WHAT YOU WILL DO: Starting at the line that holds "What's the underlying", restate every line word for word up to and including the last one in the listing below, and omit all pictures.

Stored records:
════

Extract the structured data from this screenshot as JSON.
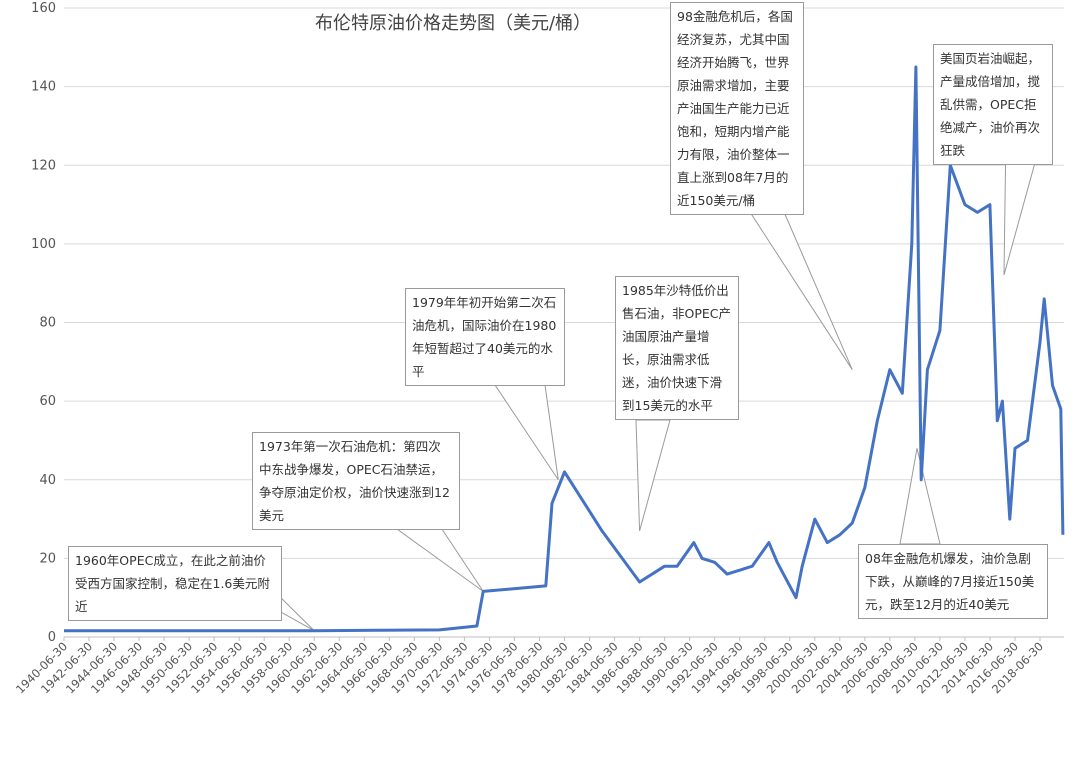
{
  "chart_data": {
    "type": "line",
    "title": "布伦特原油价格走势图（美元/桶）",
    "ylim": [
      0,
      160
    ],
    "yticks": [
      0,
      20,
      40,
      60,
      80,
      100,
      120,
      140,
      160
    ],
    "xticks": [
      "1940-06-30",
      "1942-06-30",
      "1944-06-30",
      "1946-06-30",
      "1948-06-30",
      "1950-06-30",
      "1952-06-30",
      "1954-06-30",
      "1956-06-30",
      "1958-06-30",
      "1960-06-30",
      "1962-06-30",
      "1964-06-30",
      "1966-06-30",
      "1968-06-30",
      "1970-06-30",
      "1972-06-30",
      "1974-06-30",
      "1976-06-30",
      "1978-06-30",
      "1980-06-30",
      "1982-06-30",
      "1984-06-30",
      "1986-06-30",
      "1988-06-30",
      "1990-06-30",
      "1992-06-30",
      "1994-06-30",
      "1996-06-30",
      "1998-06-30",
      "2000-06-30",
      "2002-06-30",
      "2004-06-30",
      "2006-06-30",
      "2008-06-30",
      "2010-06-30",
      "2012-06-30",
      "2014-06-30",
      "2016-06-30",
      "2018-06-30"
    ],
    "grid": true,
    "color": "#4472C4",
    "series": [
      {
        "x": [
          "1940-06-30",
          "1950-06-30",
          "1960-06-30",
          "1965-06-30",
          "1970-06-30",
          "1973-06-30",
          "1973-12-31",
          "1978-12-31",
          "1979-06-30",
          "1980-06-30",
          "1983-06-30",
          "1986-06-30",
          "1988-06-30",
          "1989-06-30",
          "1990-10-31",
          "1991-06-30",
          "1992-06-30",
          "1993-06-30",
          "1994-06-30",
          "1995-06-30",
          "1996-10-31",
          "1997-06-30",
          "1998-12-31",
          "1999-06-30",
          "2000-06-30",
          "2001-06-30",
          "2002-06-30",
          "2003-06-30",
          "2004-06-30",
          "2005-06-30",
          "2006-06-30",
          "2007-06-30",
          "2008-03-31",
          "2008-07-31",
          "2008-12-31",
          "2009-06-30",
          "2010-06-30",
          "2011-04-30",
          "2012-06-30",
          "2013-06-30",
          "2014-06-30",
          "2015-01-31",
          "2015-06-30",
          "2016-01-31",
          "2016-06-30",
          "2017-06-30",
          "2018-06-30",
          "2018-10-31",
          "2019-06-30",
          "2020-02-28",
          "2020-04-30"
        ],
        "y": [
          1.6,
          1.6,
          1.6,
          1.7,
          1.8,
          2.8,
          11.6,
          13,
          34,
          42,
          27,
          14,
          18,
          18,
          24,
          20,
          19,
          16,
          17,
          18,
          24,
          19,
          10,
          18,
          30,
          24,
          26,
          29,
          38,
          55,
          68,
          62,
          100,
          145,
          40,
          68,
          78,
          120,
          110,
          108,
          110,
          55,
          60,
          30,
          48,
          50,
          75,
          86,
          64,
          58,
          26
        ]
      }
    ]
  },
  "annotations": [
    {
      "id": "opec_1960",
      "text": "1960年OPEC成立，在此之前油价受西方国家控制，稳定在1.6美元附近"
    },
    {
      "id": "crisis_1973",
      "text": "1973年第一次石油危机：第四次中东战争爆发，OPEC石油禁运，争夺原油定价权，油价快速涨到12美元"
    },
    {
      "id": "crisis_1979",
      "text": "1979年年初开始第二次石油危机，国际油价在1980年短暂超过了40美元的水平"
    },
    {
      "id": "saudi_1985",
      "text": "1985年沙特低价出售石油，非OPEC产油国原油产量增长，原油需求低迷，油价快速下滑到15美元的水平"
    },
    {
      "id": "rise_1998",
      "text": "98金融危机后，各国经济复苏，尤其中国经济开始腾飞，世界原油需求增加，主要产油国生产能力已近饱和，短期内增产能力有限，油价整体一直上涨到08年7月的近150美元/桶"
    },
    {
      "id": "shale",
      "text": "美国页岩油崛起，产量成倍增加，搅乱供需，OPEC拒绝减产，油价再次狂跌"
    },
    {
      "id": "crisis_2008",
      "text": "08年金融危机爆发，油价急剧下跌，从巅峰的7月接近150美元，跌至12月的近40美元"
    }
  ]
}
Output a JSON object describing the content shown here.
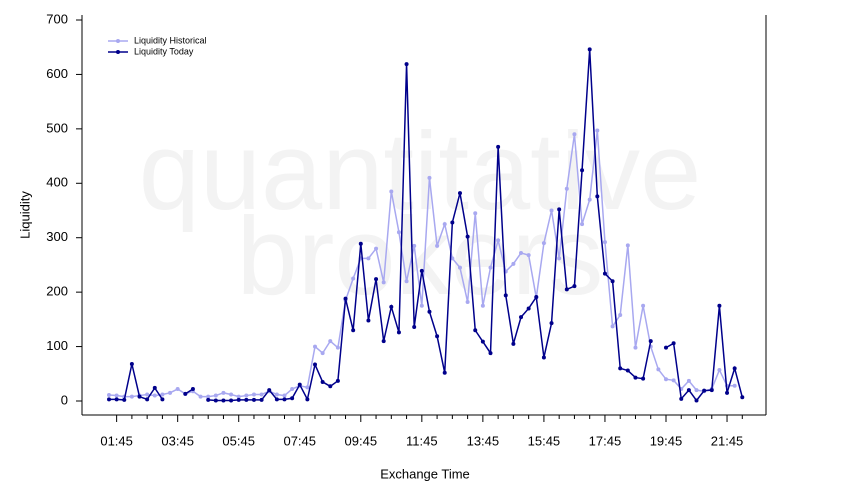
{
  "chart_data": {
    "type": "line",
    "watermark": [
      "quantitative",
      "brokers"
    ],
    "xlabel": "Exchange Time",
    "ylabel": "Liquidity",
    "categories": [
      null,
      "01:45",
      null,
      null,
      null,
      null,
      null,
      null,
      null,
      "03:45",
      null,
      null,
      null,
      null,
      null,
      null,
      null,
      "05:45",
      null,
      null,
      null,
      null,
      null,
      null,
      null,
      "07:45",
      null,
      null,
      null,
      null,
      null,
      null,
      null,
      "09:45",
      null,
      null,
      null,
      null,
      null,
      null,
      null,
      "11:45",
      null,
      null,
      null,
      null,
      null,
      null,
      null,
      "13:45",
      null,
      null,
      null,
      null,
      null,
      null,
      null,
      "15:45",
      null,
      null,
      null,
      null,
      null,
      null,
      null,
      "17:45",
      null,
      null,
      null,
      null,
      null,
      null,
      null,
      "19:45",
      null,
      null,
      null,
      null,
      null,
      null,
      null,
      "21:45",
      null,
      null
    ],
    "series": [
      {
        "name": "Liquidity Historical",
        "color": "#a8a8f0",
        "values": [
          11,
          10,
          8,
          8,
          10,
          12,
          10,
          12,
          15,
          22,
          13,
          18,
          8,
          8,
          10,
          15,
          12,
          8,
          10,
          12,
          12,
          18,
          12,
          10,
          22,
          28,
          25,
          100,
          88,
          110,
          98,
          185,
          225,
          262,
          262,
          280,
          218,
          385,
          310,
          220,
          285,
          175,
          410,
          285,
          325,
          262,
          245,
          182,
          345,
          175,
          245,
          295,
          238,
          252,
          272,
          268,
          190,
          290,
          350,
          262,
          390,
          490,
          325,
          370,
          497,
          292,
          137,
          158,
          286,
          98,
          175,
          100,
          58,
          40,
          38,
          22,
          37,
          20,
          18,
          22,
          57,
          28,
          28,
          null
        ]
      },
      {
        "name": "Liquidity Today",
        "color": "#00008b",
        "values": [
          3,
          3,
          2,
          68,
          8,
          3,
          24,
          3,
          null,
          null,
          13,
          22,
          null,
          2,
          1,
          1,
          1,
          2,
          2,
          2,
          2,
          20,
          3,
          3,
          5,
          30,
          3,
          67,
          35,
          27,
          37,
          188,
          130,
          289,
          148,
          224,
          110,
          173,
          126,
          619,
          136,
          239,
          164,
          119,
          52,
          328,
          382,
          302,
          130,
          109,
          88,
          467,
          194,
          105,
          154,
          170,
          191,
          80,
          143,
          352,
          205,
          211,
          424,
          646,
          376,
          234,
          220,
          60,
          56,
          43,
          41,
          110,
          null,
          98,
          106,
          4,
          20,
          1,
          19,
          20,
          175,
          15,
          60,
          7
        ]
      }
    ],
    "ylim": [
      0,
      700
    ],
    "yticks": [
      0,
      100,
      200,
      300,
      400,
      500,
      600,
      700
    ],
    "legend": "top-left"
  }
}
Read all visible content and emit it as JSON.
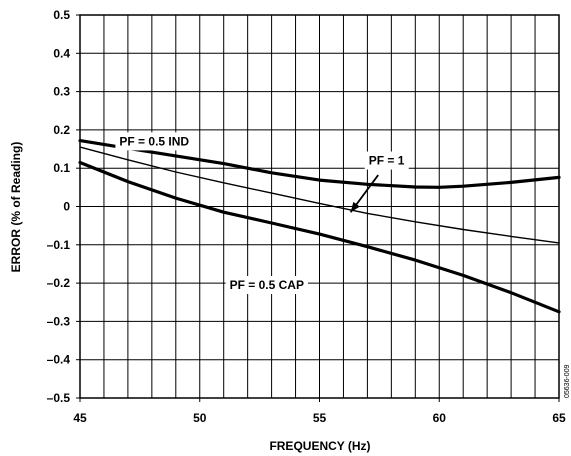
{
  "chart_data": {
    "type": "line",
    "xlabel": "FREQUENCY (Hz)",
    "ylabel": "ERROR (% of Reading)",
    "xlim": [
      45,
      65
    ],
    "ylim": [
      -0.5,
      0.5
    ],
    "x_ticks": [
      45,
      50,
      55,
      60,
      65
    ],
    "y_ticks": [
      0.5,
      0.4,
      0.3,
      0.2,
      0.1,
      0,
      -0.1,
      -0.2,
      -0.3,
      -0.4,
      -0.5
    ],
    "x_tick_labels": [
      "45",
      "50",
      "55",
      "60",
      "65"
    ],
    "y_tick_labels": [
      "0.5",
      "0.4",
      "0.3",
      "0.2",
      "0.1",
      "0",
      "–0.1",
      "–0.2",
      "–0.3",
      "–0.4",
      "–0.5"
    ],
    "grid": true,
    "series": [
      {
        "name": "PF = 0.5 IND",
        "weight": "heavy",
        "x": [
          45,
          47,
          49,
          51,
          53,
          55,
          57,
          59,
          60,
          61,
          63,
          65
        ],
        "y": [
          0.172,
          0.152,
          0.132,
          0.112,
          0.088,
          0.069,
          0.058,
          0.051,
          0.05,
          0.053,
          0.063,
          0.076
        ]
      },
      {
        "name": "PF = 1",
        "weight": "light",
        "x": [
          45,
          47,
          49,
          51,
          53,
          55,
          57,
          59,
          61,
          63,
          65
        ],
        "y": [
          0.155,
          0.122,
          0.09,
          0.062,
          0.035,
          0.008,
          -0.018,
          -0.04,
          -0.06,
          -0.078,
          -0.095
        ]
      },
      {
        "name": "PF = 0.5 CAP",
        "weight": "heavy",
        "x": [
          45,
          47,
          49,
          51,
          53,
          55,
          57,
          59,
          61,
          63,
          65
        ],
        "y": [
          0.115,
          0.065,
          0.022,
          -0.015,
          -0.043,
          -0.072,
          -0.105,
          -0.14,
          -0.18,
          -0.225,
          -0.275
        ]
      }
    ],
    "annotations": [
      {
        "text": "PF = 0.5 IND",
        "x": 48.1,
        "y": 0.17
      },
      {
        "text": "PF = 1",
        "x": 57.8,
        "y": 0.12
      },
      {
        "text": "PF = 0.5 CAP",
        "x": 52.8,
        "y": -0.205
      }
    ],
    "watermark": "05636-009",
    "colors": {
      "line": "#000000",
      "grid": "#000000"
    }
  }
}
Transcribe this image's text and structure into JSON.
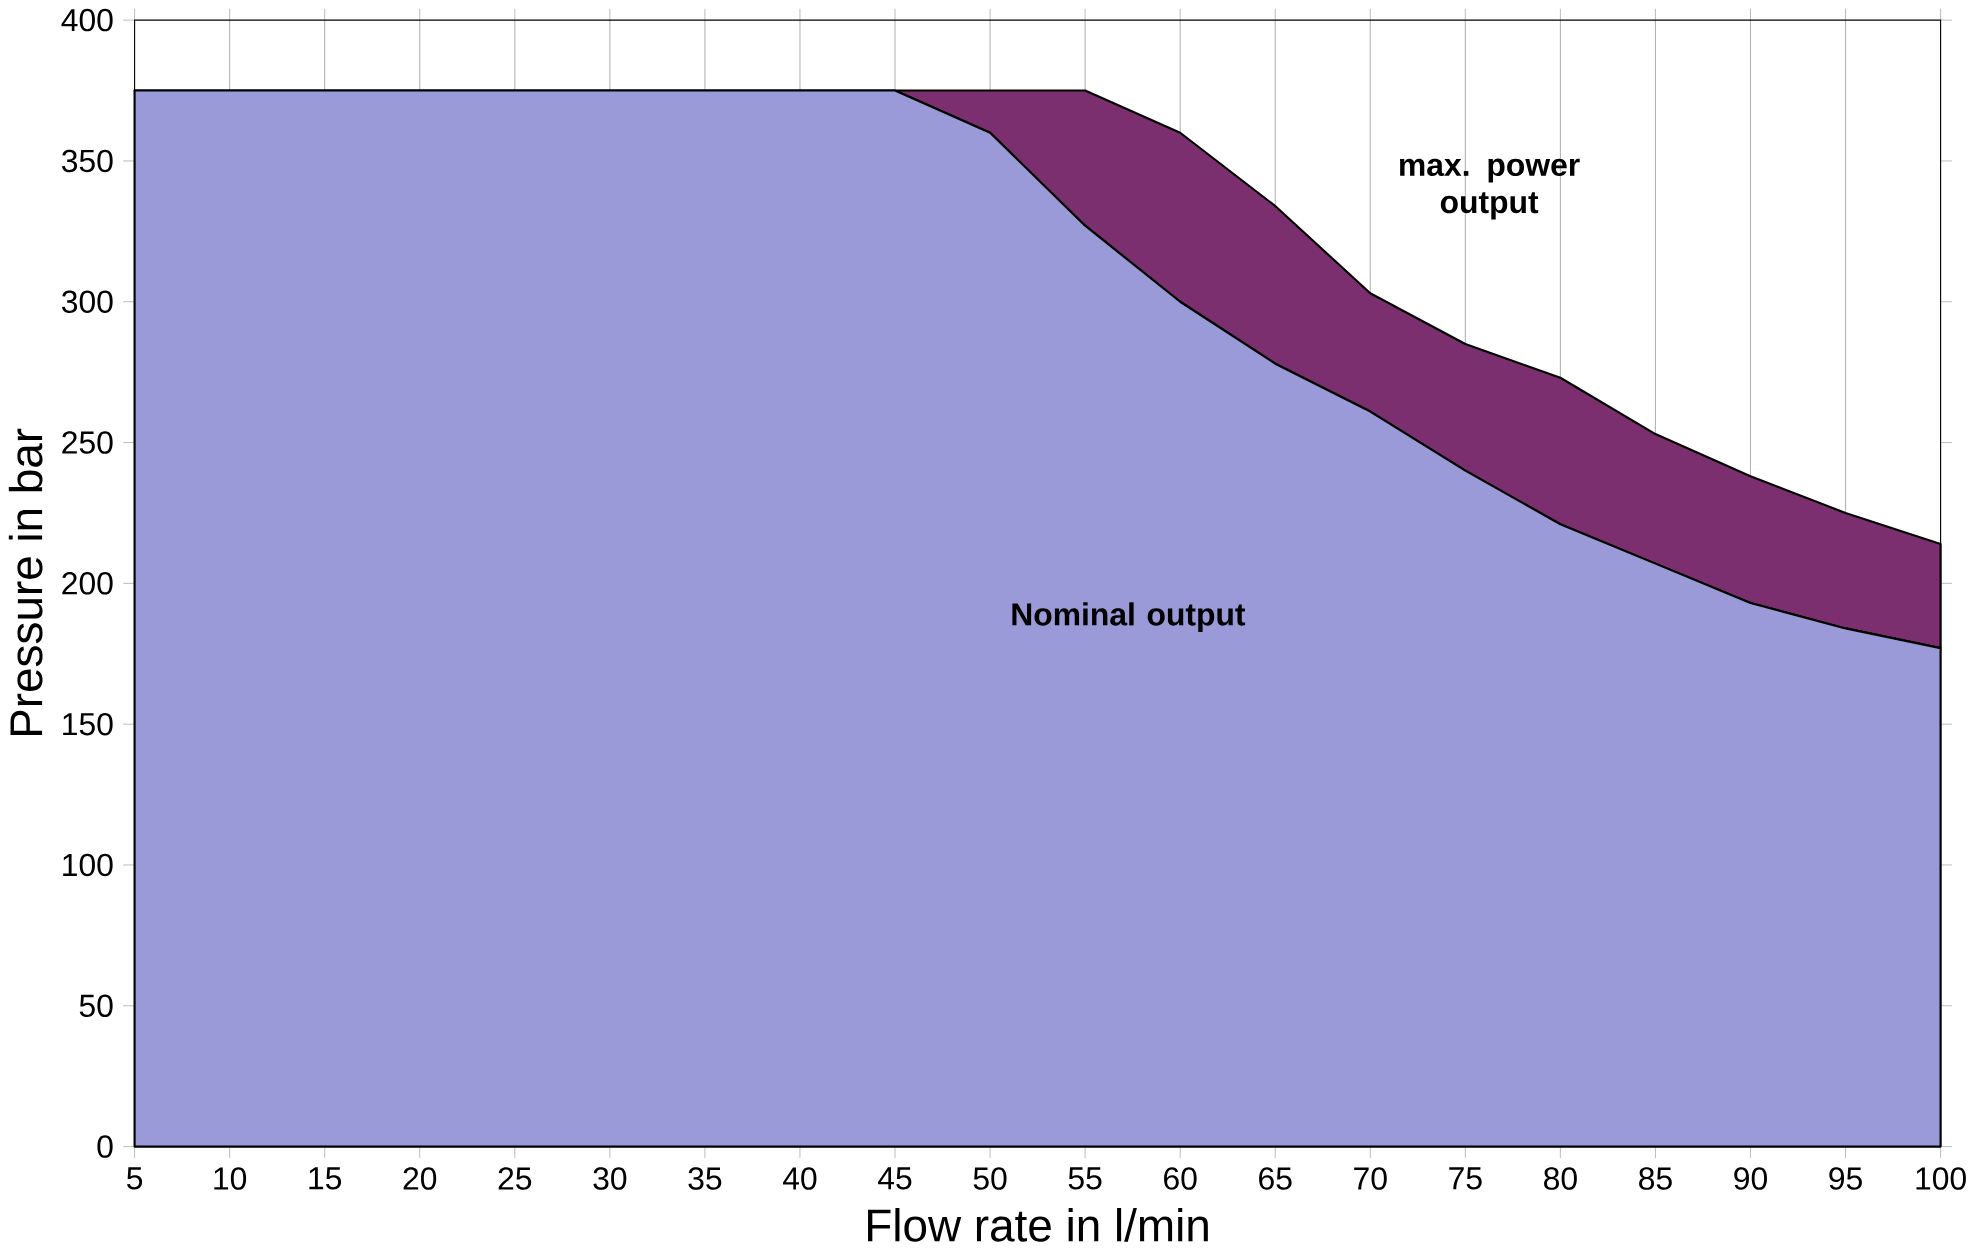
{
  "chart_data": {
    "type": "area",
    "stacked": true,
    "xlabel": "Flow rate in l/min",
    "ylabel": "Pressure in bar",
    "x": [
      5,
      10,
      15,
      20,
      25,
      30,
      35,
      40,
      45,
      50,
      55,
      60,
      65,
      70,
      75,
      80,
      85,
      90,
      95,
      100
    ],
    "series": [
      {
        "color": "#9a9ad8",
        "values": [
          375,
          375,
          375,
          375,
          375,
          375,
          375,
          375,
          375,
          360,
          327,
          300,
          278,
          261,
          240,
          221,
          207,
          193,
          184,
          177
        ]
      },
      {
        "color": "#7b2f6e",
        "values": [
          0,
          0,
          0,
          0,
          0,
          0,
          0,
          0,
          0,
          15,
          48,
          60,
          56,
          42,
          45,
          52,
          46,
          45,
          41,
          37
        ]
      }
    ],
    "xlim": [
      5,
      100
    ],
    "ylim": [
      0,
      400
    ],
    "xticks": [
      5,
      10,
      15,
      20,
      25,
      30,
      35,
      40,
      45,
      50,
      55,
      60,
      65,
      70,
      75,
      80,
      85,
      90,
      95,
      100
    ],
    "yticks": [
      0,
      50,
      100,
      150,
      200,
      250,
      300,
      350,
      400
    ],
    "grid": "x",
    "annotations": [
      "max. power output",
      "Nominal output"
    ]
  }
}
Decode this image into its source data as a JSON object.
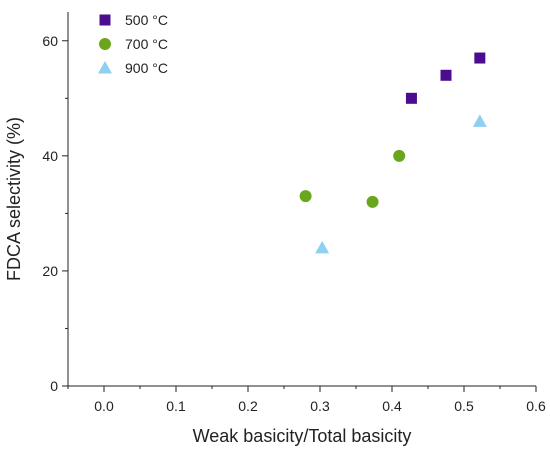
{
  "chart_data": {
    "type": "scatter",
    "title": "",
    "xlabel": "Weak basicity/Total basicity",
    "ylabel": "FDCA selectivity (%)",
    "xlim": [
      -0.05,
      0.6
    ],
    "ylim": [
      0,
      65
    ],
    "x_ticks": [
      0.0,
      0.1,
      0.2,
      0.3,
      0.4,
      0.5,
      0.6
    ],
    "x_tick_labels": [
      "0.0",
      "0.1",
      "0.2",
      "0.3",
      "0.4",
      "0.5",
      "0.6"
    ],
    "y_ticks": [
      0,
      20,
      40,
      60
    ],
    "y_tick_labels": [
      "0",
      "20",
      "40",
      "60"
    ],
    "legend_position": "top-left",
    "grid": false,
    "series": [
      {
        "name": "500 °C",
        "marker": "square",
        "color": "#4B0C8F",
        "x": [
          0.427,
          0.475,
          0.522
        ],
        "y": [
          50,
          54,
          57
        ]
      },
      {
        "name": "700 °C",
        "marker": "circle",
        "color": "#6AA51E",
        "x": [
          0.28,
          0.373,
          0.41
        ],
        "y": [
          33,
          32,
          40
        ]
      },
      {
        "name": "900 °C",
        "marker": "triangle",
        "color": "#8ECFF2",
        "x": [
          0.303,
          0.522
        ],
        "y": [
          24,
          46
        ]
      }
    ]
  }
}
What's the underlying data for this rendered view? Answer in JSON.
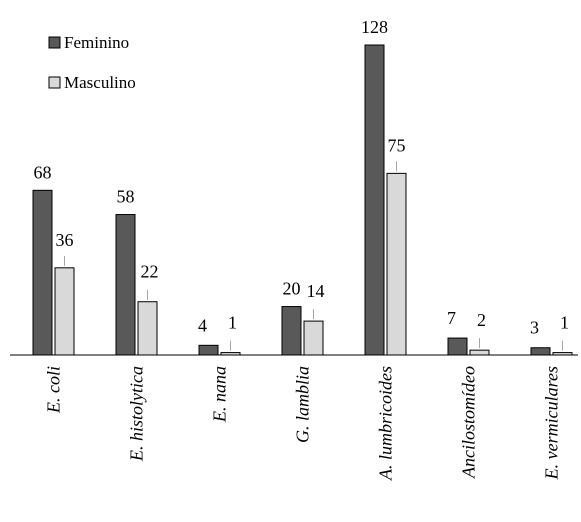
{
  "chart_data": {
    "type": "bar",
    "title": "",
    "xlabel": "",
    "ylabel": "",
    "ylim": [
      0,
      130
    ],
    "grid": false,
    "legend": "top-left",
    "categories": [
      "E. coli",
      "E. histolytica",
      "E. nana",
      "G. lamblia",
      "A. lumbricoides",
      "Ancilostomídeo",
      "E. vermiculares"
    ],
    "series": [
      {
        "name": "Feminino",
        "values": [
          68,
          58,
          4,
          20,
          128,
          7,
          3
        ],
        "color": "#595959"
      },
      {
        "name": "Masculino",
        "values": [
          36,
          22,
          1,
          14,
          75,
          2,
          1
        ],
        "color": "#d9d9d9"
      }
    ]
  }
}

════

WRITTEN ANSWER:
What's the underlying data for this rendered view? Answer in JSON.
{
  "chart_data": {
    "type": "bar",
    "title": "",
    "xlabel": "",
    "ylabel": "",
    "ylim": [
      0,
      130
    ],
    "grid": false,
    "legend": "top-left",
    "categories": [
      "E. coli",
      "E. histolytica",
      "E. nana",
      "G. lamblia",
      "A. lumbricoides",
      "Ancilostomídeo",
      "E. vermiculares"
    ],
    "series": [
      {
        "name": "Feminino",
        "values": [
          68,
          58,
          4,
          20,
          128,
          7,
          3
        ],
        "color": "#595959"
      },
      {
        "name": "Masculino",
        "values": [
          36,
          22,
          1,
          14,
          75,
          2,
          1
        ],
        "color": "#d9d9d9"
      }
    ]
  }
}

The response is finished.